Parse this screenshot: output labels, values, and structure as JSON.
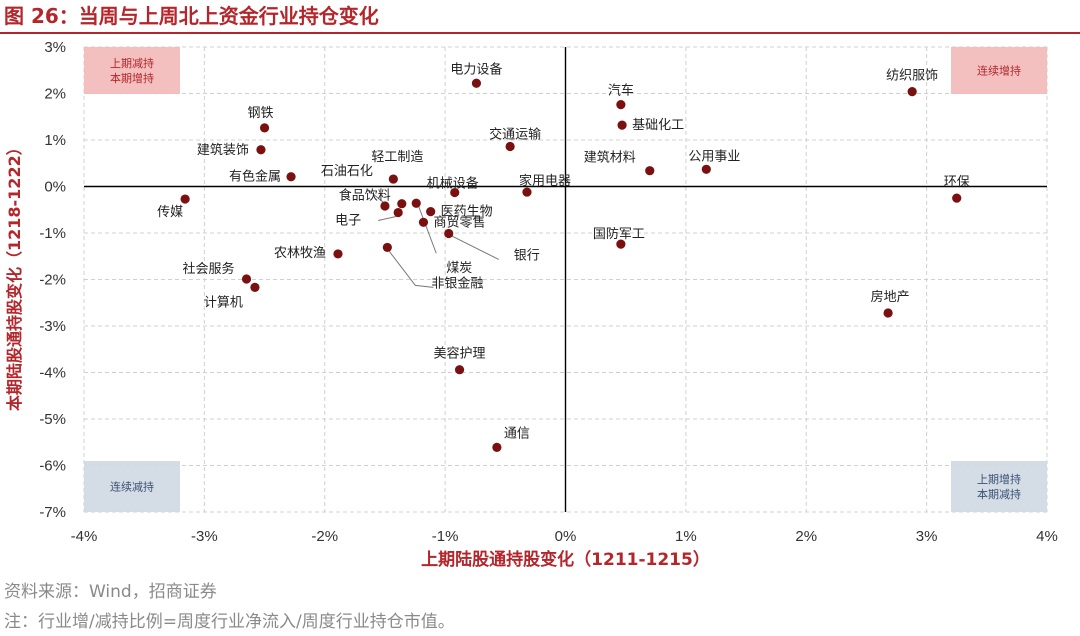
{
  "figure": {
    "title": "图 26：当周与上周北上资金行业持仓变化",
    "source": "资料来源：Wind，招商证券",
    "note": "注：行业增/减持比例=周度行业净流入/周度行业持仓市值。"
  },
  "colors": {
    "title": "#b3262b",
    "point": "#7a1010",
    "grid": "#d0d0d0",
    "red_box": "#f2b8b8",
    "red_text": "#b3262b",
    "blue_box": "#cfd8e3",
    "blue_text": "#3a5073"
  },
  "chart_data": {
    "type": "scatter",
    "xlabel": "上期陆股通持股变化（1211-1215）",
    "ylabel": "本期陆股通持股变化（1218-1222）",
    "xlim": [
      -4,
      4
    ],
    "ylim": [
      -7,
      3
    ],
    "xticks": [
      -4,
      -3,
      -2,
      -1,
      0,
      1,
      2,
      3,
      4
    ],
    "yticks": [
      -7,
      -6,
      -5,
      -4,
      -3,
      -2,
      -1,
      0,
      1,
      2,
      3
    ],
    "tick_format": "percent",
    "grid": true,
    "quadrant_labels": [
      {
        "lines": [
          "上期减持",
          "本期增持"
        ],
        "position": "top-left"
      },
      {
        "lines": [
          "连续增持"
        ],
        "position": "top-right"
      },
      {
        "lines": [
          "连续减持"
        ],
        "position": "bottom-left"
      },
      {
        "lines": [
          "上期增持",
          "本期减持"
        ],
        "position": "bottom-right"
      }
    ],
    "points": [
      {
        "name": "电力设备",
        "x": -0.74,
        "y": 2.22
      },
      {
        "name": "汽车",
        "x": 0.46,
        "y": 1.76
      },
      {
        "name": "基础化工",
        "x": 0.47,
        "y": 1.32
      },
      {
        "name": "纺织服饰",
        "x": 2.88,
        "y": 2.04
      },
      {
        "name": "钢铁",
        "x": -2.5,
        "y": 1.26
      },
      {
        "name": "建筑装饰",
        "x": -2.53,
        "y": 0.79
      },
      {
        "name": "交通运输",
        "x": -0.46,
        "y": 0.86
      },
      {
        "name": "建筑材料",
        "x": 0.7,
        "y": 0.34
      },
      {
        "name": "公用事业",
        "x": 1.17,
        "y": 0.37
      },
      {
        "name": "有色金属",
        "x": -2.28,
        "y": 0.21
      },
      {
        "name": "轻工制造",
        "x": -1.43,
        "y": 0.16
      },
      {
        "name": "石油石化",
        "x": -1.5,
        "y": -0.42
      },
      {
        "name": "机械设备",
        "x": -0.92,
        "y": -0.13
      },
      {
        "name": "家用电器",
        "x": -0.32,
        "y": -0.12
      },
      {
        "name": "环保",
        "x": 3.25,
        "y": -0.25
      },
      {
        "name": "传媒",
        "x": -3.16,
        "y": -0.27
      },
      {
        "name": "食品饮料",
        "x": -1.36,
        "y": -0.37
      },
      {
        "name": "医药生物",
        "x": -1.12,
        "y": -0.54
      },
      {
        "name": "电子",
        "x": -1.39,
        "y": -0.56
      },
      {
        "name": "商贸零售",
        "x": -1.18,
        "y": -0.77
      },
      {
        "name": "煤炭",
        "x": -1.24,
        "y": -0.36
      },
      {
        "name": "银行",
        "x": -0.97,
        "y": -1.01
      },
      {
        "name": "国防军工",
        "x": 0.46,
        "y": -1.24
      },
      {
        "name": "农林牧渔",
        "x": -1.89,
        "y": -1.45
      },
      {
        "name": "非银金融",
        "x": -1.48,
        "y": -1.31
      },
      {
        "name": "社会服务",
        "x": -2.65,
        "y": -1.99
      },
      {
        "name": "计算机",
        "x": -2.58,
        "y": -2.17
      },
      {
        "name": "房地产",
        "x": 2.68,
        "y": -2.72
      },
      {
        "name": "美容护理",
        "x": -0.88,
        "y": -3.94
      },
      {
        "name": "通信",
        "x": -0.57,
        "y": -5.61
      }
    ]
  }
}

::::::

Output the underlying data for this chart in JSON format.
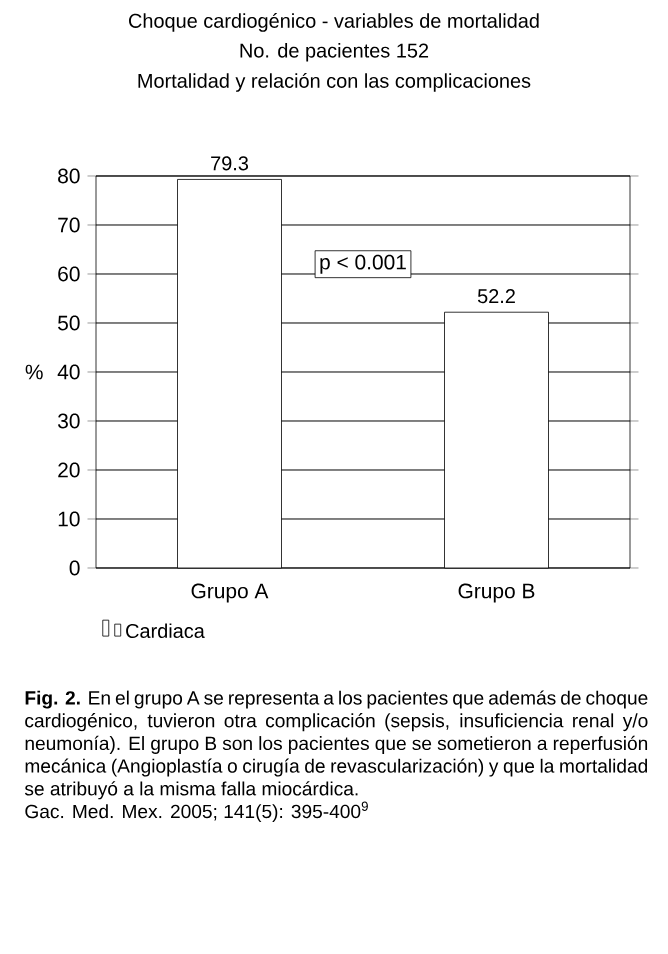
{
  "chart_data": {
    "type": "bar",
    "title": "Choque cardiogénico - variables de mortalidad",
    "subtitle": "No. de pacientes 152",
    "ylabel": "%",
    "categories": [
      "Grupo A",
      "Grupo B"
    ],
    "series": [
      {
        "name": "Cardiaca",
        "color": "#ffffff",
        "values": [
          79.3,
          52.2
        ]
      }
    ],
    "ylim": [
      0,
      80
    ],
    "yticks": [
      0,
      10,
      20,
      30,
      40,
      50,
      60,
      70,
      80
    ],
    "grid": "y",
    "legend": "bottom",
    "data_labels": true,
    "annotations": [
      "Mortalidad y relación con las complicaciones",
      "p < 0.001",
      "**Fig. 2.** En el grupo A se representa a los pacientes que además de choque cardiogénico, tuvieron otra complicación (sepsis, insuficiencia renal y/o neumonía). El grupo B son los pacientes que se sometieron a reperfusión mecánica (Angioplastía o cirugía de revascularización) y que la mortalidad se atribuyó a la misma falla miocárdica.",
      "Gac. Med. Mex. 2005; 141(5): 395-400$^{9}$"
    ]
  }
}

::::::

**EXERCISE**
Look through the material above and pick out each line holding the word "position".

**EXERCISE ANSWER**
        "position": "top-left"
        "position": "top-right"
        "position": "bottom-left"
        "position": "bottom-right"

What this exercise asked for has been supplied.